PROBLEM DESCRIPTION ->
Convert every line of the items below into a numbered list, skipping blank lines. Leave the picture lines out of your answer.

[Data listing]
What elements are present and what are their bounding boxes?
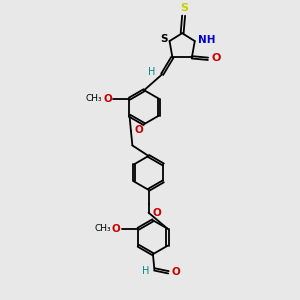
Text: O: O (212, 53, 221, 63)
Text: H: H (148, 67, 156, 77)
Text: CH₃: CH₃ (94, 224, 111, 233)
Text: H: H (142, 266, 149, 276)
Text: O: O (112, 224, 121, 234)
Text: S: S (180, 3, 188, 13)
Text: O: O (172, 267, 181, 277)
Text: NH: NH (198, 34, 216, 45)
Text: S: S (160, 34, 168, 44)
Text: O: O (152, 208, 161, 218)
Text: CH₃: CH₃ (86, 94, 102, 103)
Text: O: O (103, 94, 112, 104)
Text: O: O (135, 125, 143, 135)
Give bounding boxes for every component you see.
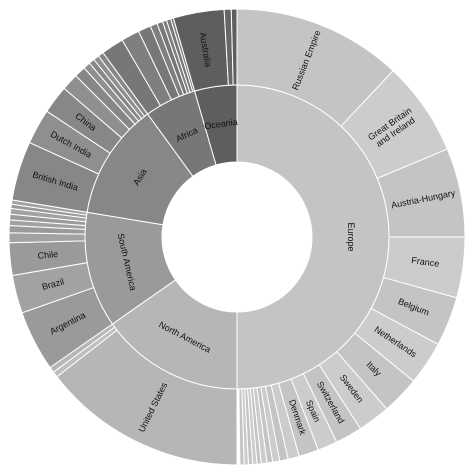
- center-hole: [162, 162, 312, 312]
- continent-ring: [84, 84, 390, 390]
- country-segment: [238, 388, 245, 466]
- continent-label-europe: Europe: [346, 222, 356, 251]
- country-ring: [8, 8, 466, 466]
- country-segment: [230, 8, 238, 86]
- country-label-chile: Chile: [37, 249, 58, 261]
- country-label-france: France: [411, 255, 440, 269]
- continent-label-oceania: Oceania: [204, 117, 239, 132]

COMPLETE ANSWER ->
1. What elements are present and what are their bounding boxes?
2. Text: O: O (212, 53, 221, 63)
3. Text: H: H (148, 67, 156, 77)
4. Text: CH₃: CH₃ (94, 224, 111, 233)
5. Text: H: H (142, 266, 149, 276)
6. Text: O: O (112, 224, 121, 234)
7. Text: S: S (180, 3, 188, 13)
8. Text: O: O (172, 267, 181, 277)
9. Text: NH: NH (198, 34, 216, 45)
10. Text: S: S (160, 34, 168, 44)
11. Text: O: O (152, 208, 161, 218)
12. Text: CH₃: CH₃ (86, 94, 102, 103)
13. Text: O: O (103, 94, 112, 104)
14. Text: O: O (135, 125, 143, 135)
15. Give bounding boxes for every component you see.
16. - center-hole: [162, 162, 312, 312]
17. - continent-ring: [84, 84, 390, 390]
18. - country-segment: [238, 388, 245, 466]
19. - continent-label-europe: Europe: [346, 222, 356, 251]
20. - country-ring: [8, 8, 466, 466]
21. - country-segment: [230, 8, 238, 86]
22. - country-label-chile: Chile: [37, 249, 58, 261]
23. - country-label-france: France: [411, 255, 440, 269]
24. - continent-label-oceania: Oceania: [204, 117, 239, 132]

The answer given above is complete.